Dataset records
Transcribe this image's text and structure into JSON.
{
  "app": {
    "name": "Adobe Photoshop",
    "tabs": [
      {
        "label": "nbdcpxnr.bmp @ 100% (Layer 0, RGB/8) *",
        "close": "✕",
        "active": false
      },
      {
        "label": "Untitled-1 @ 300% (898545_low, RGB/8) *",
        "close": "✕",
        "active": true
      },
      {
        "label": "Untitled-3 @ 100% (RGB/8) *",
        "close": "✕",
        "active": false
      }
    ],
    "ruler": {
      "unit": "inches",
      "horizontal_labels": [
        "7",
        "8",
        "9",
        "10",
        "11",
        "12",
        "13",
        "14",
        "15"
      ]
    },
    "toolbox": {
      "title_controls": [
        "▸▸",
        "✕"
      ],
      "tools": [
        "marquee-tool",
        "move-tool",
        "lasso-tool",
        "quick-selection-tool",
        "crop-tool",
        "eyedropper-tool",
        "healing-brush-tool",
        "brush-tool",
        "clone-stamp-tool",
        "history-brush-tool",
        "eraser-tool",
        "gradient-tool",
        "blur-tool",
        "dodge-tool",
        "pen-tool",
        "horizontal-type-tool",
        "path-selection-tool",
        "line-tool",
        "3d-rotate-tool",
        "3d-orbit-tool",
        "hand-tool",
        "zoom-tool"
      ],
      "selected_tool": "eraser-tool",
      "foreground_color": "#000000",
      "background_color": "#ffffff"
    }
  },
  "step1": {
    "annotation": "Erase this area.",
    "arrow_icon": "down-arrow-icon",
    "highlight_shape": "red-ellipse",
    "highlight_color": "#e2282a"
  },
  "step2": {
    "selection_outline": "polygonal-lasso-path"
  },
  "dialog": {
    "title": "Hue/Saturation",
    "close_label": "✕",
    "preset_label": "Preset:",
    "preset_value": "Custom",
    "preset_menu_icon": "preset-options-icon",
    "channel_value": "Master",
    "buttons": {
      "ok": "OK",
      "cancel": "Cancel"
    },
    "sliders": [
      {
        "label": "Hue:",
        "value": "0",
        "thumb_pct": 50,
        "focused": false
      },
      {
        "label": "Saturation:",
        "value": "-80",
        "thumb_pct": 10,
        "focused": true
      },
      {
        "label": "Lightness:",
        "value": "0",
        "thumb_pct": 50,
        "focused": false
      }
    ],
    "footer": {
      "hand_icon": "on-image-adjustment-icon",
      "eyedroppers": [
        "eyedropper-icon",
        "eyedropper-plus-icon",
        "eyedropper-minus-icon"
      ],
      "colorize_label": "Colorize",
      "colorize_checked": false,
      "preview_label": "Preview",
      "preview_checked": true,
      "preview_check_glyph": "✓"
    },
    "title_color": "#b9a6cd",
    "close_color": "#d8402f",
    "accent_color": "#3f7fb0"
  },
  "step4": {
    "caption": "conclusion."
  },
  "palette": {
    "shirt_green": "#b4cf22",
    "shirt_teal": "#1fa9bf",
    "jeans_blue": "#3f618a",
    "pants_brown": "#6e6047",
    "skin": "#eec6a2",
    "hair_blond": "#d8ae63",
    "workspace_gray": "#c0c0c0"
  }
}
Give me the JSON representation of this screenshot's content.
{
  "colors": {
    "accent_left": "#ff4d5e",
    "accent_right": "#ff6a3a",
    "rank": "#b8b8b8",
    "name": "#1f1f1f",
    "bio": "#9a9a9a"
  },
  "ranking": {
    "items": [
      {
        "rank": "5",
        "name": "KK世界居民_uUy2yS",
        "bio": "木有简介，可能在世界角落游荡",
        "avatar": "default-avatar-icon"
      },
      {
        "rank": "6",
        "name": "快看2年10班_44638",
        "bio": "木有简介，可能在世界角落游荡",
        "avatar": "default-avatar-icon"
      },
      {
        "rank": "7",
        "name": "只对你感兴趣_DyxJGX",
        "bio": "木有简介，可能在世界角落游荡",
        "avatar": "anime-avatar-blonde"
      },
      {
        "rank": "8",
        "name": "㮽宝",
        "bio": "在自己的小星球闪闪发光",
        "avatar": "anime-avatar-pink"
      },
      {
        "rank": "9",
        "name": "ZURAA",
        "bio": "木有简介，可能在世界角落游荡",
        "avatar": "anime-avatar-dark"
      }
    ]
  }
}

Task statement
Find all lines holding the string "avatar" and copy them.

The solution
        "avatar": "default-avatar-icon"
        "avatar": "default-avatar-icon"
        "avatar": "anime-avatar-blonde"
        "avatar": "anime-avatar-pink"
        "avatar": "anime-avatar-dark"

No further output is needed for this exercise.